Set exercise: Filter the records for lines holding the string "JSON".

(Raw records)
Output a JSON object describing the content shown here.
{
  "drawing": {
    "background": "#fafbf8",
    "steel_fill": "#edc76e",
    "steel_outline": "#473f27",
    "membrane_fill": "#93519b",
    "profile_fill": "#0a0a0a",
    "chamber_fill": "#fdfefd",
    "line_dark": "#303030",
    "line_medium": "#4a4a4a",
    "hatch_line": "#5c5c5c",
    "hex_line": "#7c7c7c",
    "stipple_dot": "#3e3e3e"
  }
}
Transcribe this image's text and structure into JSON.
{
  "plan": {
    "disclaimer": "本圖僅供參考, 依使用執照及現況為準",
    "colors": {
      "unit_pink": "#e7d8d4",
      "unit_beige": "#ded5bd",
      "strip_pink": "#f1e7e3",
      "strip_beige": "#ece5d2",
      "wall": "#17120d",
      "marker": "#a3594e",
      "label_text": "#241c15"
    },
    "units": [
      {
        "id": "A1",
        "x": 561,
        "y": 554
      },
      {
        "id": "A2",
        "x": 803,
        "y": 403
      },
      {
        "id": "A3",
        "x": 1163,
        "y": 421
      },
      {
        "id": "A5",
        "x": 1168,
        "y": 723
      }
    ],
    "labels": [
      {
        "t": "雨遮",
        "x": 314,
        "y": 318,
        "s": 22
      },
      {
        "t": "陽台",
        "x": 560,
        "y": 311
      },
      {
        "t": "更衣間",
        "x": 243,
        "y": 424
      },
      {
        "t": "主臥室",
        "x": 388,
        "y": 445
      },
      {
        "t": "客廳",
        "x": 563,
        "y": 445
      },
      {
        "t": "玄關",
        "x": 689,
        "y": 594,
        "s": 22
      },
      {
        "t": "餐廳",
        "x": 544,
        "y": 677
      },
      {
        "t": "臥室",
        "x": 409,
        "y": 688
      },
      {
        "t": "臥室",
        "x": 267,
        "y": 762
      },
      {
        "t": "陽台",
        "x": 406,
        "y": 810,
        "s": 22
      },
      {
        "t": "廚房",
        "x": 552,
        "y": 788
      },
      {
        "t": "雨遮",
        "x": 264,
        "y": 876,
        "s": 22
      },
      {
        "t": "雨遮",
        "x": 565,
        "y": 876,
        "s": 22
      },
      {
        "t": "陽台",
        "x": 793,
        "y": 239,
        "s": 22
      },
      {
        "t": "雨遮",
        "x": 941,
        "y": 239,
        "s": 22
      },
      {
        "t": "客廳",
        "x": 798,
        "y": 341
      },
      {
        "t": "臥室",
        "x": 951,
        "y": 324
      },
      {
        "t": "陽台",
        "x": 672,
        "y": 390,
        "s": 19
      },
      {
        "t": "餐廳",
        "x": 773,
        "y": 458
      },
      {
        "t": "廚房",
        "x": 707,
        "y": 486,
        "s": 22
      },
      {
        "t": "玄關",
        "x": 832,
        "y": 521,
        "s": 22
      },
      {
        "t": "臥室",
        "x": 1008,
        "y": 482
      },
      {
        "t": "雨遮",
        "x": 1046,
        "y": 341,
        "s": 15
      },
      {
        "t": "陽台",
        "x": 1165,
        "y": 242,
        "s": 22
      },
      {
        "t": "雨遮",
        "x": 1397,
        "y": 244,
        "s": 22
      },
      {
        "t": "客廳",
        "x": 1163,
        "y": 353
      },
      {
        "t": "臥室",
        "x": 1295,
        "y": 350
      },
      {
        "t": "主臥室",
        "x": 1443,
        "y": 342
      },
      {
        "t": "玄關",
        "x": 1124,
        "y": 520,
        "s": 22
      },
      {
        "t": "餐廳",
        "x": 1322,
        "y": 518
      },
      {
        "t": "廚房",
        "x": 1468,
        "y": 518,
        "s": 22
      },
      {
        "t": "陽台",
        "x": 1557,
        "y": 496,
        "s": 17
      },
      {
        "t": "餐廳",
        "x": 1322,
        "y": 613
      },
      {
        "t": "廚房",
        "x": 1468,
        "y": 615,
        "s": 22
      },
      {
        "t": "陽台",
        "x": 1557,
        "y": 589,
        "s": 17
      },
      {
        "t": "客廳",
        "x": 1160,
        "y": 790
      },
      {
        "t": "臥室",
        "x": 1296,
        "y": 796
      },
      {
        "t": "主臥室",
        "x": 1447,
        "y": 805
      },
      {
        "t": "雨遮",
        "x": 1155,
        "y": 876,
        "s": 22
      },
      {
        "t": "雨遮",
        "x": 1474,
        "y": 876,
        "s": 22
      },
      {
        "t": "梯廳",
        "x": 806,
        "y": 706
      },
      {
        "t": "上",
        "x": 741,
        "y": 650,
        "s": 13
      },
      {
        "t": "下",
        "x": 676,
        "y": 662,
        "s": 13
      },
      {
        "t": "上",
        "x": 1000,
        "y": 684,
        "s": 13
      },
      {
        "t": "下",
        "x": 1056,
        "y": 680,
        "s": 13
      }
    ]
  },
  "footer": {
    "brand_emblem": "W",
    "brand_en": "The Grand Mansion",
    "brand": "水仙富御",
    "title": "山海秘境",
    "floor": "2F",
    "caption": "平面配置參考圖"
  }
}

Task solution:
Output a JSON object describing the content shown here.
Transcribe this image's text and structure into JSON.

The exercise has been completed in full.